─── GIVEN RECORDS
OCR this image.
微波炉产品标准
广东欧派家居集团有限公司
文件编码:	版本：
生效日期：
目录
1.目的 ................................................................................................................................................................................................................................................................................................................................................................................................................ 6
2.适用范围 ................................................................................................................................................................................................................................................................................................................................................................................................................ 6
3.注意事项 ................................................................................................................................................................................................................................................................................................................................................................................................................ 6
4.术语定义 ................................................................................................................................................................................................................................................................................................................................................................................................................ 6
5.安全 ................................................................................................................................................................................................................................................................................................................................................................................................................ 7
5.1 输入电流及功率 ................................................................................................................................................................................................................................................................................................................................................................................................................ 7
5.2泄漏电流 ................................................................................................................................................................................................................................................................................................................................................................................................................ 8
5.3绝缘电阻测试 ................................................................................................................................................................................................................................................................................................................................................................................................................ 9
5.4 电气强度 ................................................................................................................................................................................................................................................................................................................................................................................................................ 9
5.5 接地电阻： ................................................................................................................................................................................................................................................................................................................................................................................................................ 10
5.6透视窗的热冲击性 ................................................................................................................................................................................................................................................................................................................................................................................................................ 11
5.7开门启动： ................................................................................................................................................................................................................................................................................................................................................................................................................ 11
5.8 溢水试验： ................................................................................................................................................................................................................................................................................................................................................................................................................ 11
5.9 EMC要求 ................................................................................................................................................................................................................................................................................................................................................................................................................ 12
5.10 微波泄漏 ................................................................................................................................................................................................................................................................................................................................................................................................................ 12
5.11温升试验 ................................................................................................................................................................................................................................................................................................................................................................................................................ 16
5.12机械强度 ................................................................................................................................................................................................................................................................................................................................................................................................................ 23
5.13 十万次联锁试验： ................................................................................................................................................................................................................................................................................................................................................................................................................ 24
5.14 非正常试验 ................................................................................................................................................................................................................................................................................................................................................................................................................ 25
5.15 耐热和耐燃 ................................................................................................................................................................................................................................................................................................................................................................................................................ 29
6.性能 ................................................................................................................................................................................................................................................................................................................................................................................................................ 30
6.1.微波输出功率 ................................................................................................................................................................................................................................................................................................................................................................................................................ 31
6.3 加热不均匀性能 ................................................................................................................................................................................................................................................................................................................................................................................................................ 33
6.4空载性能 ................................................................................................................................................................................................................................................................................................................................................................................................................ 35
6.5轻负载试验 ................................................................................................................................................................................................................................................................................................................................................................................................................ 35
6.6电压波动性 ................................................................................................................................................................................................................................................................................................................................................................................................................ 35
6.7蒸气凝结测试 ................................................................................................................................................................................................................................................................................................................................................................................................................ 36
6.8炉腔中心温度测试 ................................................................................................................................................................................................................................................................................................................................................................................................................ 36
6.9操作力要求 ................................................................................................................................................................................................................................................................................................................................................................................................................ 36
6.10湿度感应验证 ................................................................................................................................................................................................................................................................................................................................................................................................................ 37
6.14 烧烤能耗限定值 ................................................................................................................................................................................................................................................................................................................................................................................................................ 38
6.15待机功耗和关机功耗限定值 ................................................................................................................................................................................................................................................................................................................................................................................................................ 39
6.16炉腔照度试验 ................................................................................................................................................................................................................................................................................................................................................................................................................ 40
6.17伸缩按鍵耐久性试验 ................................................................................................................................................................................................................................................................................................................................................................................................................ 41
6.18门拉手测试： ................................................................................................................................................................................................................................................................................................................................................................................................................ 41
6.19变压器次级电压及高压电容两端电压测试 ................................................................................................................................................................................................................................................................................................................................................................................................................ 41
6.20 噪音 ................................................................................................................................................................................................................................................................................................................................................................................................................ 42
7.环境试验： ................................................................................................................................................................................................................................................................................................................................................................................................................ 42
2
──────
▶ **EXERCISE REQUIREMENTS**
From the data above, extract every line in its exact form.

▶ **SOLUTION TO THE PROBLEM**
OCR this image.
微波炉产品标准
广东欧派家居集团有限公司
文件编码:	版本：
生效日期：
目录
1.目的 ................................................................................................................................................................................................................................................................................................................................................................................................................ 6
2.适用范围 ................................................................................................................................................................................................................................................................................................................................................................................................................ 6
3.注意事项 ................................................................................................................................................................................................................................................................................................................................................................................................................ 6
4.术语定义 ................................................................................................................................................................................................................................................................................................................................................................................................................ 6
5.安全 ................................................................................................................................................................................................................................................................................................................................................................................................................ 7
5.1 输入电流及功率 ................................................................................................................................................................................................................................................................................................................................................................................................................ 7
5.2泄漏电流 ................................................................................................................................................................................................................................................................................................................................................................................................................ 8
5.3绝缘电阻测试 ................................................................................................................................................................................................................................................................................................................................................................................................................ 9
5.4 电气强度 ................................................................................................................................................................................................................................................................................................................................................................................................................ 9
5.5 接地电阻： ................................................................................................................................................................................................................................................................................................................................................................................................................ 10
5.6透视窗的热冲击性 ................................................................................................................................................................................................................................................................................................................................................................................................................ 11
5.7开门启动： ................................................................................................................................................................................................................................................................................................................................................................................................................ 11
5.8 溢水试验： ................................................................................................................................................................................................................................................................................................................................................................................................................ 11
5.9 EMC要求 ................................................................................................................................................................................................................................................................................................................................................................................................................ 12
5.10 微波泄漏 ................................................................................................................................................................................................................................................................................................................................................................................................................ 12
5.11温升试验 ................................................................................................................................................................................................................................................................................................................................................................................................................ 16
5.12机械强度 ................................................................................................................................................................................................................................................................................................................................................................................................................ 23
5.13 十万次联锁试验： ................................................................................................................................................................................................................................................................................................................................................................................................................ 24
5.14 非正常试验 ................................................................................................................................................................................................................................................................................................................................................................................................................ 25
5.15 耐热和耐燃 ................................................................................................................................................................................................................................................................................................................................................................................................................ 29
6.性能 ................................................................................................................................................................................................................................................................................................................................................................................................................ 30
6.1.微波输出功率 ................................................................................................................................................................................................................................................................................................................................................................................................................ 31
6.3 加热不均匀性能 ................................................................................................................................................................................................................................................................................................................................................................................................................ 33
6.4空载性能 ................................................................................................................................................................................................................................................................................................................................................................................................................ 35
6.5轻负载试验 ................................................................................................................................................................................................................................................................................................................................................................................................................ 35
6.6电压波动性 ................................................................................................................................................................................................................................................................................................................................................................................................................ 35
6.7蒸气凝结测试 ................................................................................................................................................................................................................................................................................................................................................................................................................ 36
6.8炉腔中心温度测试 ................................................................................................................................................................................................................................................................................................................................................................................................................ 36
6.9操作力要求 ................................................................................................................................................................................................................................................................................................................................................................................................................ 36
6.10湿度感应验证 ................................................................................................................................................................................................................................................................................................................................................................................................................ 37
6.14 烧烤能耗限定值 ................................................................................................................................................................................................................................................................................................................................................................................................................ 38
6.15待机功耗和关机功耗限定值 ................................................................................................................................................................................................................................................................................................................................................................................................................ 39
6.16炉腔照度试验 ................................................................................................................................................................................................................................................................................................................................................................................................................ 40
6.17伸缩按鍵耐久性试验 ................................................................................................................................................................................................................................................................................................................................................................................................................ 41
6.18门拉手测试： ................................................................................................................................................................................................................................................................................................................................................................................................................ 41
6.19变压器次级电压及高压电容两端电压测试 ................................................................................................................................................................................................................................................................................................................................................................................................................ 41
6.20 噪音 ................................................................................................................................................................................................................................................................................................................................................................................................................ 42
7.环境试验： ................................................................................................................................................................................................................................................................................................................................................................................................................ 42
2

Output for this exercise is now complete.